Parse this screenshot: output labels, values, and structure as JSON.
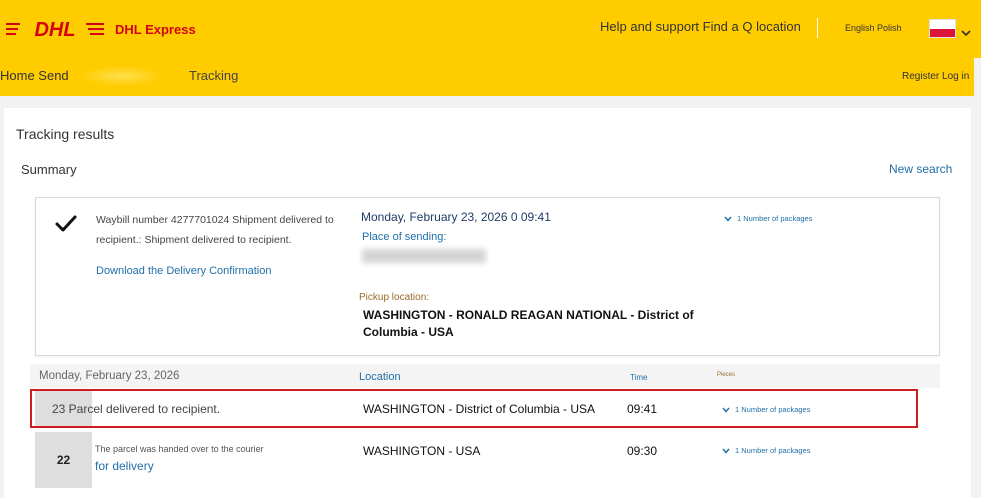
{
  "header": {
    "brand_logo": "DHL",
    "brand_name": "DHL Express",
    "help_link": "Help and support Find a Q location",
    "language_switch": "English Polish",
    "flag_colors": [
      "#ffffff",
      "#dc143c"
    ],
    "accent_color": "#ffcc00",
    "brand_color": "#d40511"
  },
  "nav": {
    "home_send": "Home Send",
    "tracking": "Tracking",
    "register_login": "Register Log in"
  },
  "results": {
    "title": "Tracking results",
    "summary_title": "Summary",
    "new_search": "New search"
  },
  "summary": {
    "status_icon": "checkmark-icon",
    "waybill_text": "Waybill number 4277701024 Shipment delivered to recipient.: Shipment delivered to recipient.",
    "download_link": "Download the Delivery Confirmation",
    "date_time": "Monday, February 23, 2026 0 09:41",
    "place_label": "Place of sending:",
    "pickup_label": "Pickup location:",
    "pickup_value": "WASHINGTON - RONALD REAGAN NATIONAL - District of Columbia - USA",
    "packages_toggle": "1 Number of packages"
  },
  "events": {
    "date_header": "Monday, February 23, 2026",
    "col_location": "Location",
    "col_time": "Time",
    "col_pieces": "Pieces",
    "rows": [
      {
        "description": "23 Parcel delivered to recipient.",
        "location": "WASHINGTON - District of Columbia - USA",
        "time": "09:41",
        "packages": "1 Number of packages"
      },
      {
        "day": "22",
        "description_line1": "The parcel was handed over to the courier",
        "description_line2": "for delivery",
        "location": "WASHINGTON - USA",
        "time": "09:30",
        "packages": "1 Number of packages"
      }
    ]
  }
}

### Stated goal
Omit any images, then output the listing exactly.

### Task response
Parse this screenshot: output labels, values, and structure as JSON.
{
  "header": {
    "brand_logo": "DHL",
    "brand_name": "DHL Express",
    "help_link": "Help and support Find a Q location",
    "language_switch": "English Polish",
    "flag_colors": [
      "#ffffff",
      "#dc143c"
    ],
    "accent_color": "#ffcc00",
    "brand_color": "#d40511"
  },
  "nav": {
    "home_send": "Home Send",
    "tracking": "Tracking",
    "register_login": "Register Log in"
  },
  "results": {
    "title": "Tracking results",
    "summary_title": "Summary",
    "new_search": "New search"
  },
  "summary": {
    "status_icon": "checkmark-icon",
    "waybill_text": "Waybill number 4277701024 Shipment delivered to recipient.: Shipment delivered to recipient.",
    "download_link": "Download the Delivery Confirmation",
    "date_time": "Monday, February 23, 2026 0 09:41",
    "place_label": "Place of sending:",
    "pickup_label": "Pickup location:",
    "pickup_value": "WASHINGTON - RONALD REAGAN NATIONAL - District of Columbia - USA",
    "packages_toggle": "1 Number of packages"
  },
  "events": {
    "date_header": "Monday, February 23, 2026",
    "col_location": "Location",
    "col_time": "Time",
    "col_pieces": "Pieces",
    "rows": [
      {
        "description": "23 Parcel delivered to recipient.",
        "location": "WASHINGTON - District of Columbia - USA",
        "time": "09:41",
        "packages": "1 Number of packages"
      },
      {
        "day": "22",
        "description_line1": "The parcel was handed over to the courier",
        "description_line2": "for delivery",
        "location": "WASHINGTON - USA",
        "time": "09:30",
        "packages": "1 Number of packages"
      }
    ]
  }
}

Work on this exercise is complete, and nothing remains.